TASK STATEMENT =
In the listing below, locate the lines that hold "text" and copy them.
>> start RECORDS SHOWN
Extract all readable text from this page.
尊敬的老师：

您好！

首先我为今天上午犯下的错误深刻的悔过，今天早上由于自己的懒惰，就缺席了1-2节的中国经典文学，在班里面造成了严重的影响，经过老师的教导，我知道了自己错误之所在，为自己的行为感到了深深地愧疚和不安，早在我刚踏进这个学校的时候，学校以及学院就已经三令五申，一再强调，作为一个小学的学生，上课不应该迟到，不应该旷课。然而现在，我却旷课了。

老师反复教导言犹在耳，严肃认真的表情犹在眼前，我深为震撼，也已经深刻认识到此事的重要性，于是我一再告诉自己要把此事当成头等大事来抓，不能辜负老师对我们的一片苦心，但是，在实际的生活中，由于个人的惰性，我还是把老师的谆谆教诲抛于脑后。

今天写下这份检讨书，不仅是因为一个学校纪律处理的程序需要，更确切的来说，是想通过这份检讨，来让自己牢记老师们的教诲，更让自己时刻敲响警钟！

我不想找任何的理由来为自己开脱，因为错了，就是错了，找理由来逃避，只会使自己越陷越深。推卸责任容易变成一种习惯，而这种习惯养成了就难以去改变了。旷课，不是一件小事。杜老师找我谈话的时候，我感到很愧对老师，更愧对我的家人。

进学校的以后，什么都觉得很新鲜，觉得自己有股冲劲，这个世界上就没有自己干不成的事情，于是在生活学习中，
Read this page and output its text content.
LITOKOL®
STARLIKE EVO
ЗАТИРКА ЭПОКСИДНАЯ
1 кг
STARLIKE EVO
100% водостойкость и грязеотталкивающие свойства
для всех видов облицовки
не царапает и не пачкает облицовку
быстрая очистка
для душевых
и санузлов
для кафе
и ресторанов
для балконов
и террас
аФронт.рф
>> end RECORDS SHOWN
REPLY TO THE EXERCISE =
Extract all readable text from this page.
Read this page and output its text content.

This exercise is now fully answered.